List all the lines in these records that hold "will".

Part of a data file:
— begin —
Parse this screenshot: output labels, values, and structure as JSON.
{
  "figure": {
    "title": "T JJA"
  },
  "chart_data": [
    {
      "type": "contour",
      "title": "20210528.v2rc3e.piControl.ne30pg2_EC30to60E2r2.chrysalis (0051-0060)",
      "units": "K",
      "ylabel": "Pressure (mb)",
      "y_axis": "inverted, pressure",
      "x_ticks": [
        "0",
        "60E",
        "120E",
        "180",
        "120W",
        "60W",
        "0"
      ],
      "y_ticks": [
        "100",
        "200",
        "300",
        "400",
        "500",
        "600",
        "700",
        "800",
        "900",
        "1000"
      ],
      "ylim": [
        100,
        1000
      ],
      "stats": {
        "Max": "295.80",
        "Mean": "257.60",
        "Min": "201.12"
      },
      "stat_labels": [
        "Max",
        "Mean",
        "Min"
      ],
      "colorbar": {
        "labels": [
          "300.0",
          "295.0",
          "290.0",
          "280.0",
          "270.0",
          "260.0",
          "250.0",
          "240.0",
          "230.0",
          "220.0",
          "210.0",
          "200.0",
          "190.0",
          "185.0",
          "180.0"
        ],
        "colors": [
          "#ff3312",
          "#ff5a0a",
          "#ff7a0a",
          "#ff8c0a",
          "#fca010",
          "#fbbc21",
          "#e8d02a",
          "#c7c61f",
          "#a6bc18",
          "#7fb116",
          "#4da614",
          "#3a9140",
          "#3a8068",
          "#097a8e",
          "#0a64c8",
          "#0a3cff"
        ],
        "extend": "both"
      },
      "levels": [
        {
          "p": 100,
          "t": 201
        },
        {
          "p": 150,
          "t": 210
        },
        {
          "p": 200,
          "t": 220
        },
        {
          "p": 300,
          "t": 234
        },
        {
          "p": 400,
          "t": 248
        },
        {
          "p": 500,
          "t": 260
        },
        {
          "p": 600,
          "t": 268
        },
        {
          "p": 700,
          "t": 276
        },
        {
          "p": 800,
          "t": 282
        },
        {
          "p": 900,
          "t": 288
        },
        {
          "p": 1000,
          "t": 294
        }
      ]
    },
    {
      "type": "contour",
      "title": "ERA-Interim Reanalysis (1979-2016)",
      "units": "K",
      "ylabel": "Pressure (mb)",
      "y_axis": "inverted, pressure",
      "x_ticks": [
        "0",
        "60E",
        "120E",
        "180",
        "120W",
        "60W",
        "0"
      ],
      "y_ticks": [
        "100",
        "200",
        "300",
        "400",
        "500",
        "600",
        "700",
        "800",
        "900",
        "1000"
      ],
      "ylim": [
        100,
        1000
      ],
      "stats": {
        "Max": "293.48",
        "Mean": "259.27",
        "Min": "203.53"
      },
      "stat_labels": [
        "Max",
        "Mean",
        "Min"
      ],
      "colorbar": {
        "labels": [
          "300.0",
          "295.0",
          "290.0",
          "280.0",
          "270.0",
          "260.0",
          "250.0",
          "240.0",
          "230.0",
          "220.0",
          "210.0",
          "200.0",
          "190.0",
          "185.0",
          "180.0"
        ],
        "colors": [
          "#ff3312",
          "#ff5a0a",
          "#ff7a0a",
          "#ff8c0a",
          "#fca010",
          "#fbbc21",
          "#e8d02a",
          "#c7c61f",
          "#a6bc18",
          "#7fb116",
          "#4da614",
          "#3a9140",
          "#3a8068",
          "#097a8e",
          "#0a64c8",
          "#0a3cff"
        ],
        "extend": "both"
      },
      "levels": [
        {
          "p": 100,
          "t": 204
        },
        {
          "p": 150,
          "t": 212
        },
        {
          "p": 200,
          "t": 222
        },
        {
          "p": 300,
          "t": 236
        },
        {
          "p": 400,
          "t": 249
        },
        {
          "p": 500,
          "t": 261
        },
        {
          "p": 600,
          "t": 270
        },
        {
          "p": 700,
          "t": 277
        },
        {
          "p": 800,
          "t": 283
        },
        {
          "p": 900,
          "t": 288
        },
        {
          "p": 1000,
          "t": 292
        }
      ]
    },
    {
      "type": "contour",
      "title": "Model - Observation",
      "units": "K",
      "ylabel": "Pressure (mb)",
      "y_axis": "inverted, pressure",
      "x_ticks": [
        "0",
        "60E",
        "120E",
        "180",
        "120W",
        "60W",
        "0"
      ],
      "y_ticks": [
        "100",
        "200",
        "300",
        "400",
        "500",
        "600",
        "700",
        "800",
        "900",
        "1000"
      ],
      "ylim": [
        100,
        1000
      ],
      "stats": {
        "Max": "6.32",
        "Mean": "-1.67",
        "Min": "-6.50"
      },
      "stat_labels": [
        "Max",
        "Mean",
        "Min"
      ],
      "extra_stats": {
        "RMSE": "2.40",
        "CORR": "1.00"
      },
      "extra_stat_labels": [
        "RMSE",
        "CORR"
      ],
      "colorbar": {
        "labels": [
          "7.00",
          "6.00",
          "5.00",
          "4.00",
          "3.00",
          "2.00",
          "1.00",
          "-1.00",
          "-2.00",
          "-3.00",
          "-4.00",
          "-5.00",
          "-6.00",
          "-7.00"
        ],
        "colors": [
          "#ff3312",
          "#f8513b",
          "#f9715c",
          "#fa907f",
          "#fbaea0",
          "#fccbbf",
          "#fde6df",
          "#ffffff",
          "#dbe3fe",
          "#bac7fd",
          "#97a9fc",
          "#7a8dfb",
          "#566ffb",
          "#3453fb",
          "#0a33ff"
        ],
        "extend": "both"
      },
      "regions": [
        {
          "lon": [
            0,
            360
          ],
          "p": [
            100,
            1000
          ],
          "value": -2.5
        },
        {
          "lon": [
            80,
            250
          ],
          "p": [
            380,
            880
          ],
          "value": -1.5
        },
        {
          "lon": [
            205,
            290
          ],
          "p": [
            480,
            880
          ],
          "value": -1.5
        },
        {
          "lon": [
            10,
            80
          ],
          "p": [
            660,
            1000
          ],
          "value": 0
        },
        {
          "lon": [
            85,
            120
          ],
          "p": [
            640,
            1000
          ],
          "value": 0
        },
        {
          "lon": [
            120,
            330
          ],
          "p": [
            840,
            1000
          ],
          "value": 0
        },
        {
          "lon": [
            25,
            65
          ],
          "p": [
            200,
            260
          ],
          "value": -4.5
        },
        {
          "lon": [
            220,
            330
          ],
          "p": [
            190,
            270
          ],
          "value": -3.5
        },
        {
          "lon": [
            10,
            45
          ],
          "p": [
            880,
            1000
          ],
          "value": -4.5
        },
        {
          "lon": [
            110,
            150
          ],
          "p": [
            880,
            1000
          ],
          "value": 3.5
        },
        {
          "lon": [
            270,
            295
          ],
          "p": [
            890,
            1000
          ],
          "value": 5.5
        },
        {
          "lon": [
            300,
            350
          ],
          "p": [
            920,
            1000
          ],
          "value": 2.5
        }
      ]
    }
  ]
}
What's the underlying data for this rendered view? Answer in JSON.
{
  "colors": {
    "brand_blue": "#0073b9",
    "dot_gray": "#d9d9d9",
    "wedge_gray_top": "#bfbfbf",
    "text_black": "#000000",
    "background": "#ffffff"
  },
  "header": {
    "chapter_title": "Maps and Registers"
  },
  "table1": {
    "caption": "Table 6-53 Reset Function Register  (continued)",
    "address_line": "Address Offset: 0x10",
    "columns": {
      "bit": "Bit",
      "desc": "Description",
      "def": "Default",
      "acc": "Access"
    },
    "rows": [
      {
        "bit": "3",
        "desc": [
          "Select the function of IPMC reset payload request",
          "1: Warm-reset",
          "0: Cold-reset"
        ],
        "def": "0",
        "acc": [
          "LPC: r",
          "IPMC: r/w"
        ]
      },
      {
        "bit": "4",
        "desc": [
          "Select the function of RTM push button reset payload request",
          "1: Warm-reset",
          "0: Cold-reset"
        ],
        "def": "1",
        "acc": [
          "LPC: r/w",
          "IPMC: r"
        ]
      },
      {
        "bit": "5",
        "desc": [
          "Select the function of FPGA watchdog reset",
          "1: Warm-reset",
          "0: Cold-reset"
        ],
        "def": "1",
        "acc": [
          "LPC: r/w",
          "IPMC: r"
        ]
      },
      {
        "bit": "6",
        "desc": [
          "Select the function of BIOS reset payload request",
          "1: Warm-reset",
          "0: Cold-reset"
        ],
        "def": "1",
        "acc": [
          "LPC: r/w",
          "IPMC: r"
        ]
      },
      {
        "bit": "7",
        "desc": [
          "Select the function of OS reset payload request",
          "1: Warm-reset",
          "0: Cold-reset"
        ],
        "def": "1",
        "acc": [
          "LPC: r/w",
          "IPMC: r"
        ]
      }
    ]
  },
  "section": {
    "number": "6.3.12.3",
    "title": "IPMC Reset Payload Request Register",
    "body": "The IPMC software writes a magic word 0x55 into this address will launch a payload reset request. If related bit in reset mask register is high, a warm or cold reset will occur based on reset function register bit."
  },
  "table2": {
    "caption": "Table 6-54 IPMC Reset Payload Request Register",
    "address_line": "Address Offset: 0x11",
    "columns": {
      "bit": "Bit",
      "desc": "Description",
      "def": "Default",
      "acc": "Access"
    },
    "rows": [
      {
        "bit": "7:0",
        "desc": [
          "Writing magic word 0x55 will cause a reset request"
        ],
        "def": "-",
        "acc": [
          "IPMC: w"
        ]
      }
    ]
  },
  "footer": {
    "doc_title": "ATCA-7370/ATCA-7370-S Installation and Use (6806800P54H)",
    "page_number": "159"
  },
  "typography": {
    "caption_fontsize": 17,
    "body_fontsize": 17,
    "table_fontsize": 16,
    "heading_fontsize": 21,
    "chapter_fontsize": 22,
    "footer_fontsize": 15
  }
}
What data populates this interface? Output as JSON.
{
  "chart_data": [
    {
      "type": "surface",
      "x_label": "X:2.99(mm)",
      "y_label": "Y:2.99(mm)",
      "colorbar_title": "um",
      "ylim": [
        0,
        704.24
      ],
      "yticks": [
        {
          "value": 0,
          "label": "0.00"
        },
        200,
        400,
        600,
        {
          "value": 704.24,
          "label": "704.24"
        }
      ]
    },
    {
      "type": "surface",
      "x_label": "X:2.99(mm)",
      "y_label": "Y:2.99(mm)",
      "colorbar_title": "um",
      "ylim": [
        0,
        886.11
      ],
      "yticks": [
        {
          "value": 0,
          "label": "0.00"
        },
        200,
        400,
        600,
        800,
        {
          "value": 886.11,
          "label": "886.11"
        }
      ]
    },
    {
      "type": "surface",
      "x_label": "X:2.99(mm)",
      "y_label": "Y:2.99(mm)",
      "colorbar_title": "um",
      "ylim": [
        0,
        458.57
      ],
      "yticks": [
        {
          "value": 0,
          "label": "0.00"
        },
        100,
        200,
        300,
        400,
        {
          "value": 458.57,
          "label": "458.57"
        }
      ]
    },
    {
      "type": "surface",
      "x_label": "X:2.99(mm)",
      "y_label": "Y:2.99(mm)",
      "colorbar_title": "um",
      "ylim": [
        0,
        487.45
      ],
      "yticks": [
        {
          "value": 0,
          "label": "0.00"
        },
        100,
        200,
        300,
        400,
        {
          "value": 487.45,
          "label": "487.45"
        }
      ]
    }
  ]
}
— end —
## Response to this task
    "body": "The IPMC software writes a magic word 0x55 into this address will launch a payload reset request. If related bit in reset mask register is high, a warm or cold reset will occur based on reset function register bit."
          "Writing magic word 0x55 will cause a reset request"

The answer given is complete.